§ **TASK DETAILS**:
Please repeat the listing below in its entirety, exactly.

§ **SUPPLIED RECORDS**:
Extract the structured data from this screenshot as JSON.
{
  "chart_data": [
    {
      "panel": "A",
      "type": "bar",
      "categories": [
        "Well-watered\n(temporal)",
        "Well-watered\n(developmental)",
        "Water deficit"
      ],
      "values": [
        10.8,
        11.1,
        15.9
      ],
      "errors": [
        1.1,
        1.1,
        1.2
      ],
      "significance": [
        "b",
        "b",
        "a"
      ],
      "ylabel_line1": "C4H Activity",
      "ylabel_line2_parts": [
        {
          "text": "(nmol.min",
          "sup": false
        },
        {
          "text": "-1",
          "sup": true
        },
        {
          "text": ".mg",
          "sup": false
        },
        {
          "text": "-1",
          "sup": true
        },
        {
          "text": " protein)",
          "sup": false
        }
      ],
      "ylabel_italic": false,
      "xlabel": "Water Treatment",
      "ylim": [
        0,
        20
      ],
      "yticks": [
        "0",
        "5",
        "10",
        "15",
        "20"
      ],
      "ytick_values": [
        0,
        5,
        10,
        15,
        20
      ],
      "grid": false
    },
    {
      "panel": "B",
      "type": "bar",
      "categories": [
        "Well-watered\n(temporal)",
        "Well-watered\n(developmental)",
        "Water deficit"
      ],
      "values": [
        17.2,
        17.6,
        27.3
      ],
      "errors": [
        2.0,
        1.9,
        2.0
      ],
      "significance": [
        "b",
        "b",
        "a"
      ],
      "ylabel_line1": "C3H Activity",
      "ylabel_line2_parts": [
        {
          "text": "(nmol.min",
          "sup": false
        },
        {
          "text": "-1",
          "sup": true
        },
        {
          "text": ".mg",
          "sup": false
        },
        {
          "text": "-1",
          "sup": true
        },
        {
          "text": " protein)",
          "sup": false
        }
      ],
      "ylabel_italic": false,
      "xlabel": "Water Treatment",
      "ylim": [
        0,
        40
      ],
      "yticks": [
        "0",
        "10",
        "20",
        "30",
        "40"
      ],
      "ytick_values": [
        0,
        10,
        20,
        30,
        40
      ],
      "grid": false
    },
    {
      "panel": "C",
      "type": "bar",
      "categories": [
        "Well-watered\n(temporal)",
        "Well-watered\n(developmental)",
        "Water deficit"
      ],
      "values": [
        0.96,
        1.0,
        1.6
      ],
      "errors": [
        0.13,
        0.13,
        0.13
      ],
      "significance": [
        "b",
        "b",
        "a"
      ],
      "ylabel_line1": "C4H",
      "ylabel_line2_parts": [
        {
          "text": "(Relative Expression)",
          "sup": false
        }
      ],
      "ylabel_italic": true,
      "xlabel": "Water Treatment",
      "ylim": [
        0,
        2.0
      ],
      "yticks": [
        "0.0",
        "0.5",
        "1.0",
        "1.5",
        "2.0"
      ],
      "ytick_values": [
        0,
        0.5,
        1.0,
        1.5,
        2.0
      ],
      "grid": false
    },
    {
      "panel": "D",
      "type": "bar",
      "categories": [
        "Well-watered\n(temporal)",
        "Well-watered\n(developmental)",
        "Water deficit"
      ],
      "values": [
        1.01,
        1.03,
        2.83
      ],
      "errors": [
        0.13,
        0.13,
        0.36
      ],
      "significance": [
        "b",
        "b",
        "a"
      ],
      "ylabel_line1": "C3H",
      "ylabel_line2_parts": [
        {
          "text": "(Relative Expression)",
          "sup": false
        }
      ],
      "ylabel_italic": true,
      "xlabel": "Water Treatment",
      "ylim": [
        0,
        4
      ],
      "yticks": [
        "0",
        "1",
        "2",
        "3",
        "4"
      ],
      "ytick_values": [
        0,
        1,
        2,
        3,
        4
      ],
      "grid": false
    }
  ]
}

§ **TASK OUTPUT**:
Extract the structured data from this screenshot as JSON.
{
  "chart_data": [
    {
      "panel": "A",
      "type": "bar",
      "categories": [
        "Well-watered\n(temporal)",
        "Well-watered\n(developmental)",
        "Water deficit"
      ],
      "values": [
        10.8,
        11.1,
        15.9
      ],
      "errors": [
        1.1,
        1.1,
        1.2
      ],
      "significance": [
        "b",
        "b",
        "a"
      ],
      "ylabel_line1": "C4H Activity",
      "ylabel_line2_parts": [
        {
          "text": "(nmol.min",
          "sup": false
        },
        {
          "text": "-1",
          "sup": true
        },
        {
          "text": ".mg",
          "sup": false
        },
        {
          "text": "-1",
          "sup": true
        },
        {
          "text": " protein)",
          "sup": false
        }
      ],
      "ylabel_italic": false,
      "xlabel": "Water Treatment",
      "ylim": [
        0,
        20
      ],
      "yticks": [
        "0",
        "5",
        "10",
        "15",
        "20"
      ],
      "ytick_values": [
        0,
        5,
        10,
        15,
        20
      ],
      "grid": false
    },
    {
      "panel": "B",
      "type": "bar",
      "categories": [
        "Well-watered\n(temporal)",
        "Well-watered\n(developmental)",
        "Water deficit"
      ],
      "values": [
        17.2,
        17.6,
        27.3
      ],
      "errors": [
        2.0,
        1.9,
        2.0
      ],
      "significance": [
        "b",
        "b",
        "a"
      ],
      "ylabel_line1": "C3H Activity",
      "ylabel_line2_parts": [
        {
          "text": "(nmol.min",
          "sup": false
        },
        {
          "text": "-1",
          "sup": true
        },
        {
          "text": ".mg",
          "sup": false
        },
        {
          "text": "-1",
          "sup": true
        },
        {
          "text": " protein)",
          "sup": false
        }
      ],
      "ylabel_italic": false,
      "xlabel": "Water Treatment",
      "ylim": [
        0,
        40
      ],
      "yticks": [
        "0",
        "10",
        "20",
        "30",
        "40"
      ],
      "ytick_values": [
        0,
        10,
        20,
        30,
        40
      ],
      "grid": false
    },
    {
      "panel": "C",
      "type": "bar",
      "categories": [
        "Well-watered\n(temporal)",
        "Well-watered\n(developmental)",
        "Water deficit"
      ],
      "values": [
        0.96,
        1.0,
        1.6
      ],
      "errors": [
        0.13,
        0.13,
        0.13
      ],
      "significance": [
        "b",
        "b",
        "a"
      ],
      "ylabel_line1": "C4H",
      "ylabel_line2_parts": [
        {
          "text": "(Relative Expression)",
          "sup": false
        }
      ],
      "ylabel_italic": true,
      "xlabel": "Water Treatment",
      "ylim": [
        0,
        2.0
      ],
      "yticks": [
        "0.0",
        "0.5",
        "1.0",
        "1.5",
        "2.0"
      ],
      "ytick_values": [
        0,
        0.5,
        1.0,
        1.5,
        2.0
      ],
      "grid": false
    },
    {
      "panel": "D",
      "type": "bar",
      "categories": [
        "Well-watered\n(temporal)",
        "Well-watered\n(developmental)",
        "Water deficit"
      ],
      "values": [
        1.01,
        1.03,
        2.83
      ],
      "errors": [
        0.13,
        0.13,
        0.36
      ],
      "significance": [
        "b",
        "b",
        "a"
      ],
      "ylabel_line1": "C3H",
      "ylabel_line2_parts": [
        {
          "text": "(Relative Expression)",
          "sup": false
        }
      ],
      "ylabel_italic": true,
      "xlabel": "Water Treatment",
      "ylim": [
        0,
        4
      ],
      "yticks": [
        "0",
        "1",
        "2",
        "3",
        "4"
      ],
      "ytick_values": [
        0,
        1,
        2,
        3,
        4
      ],
      "grid": false
    }
  ]
}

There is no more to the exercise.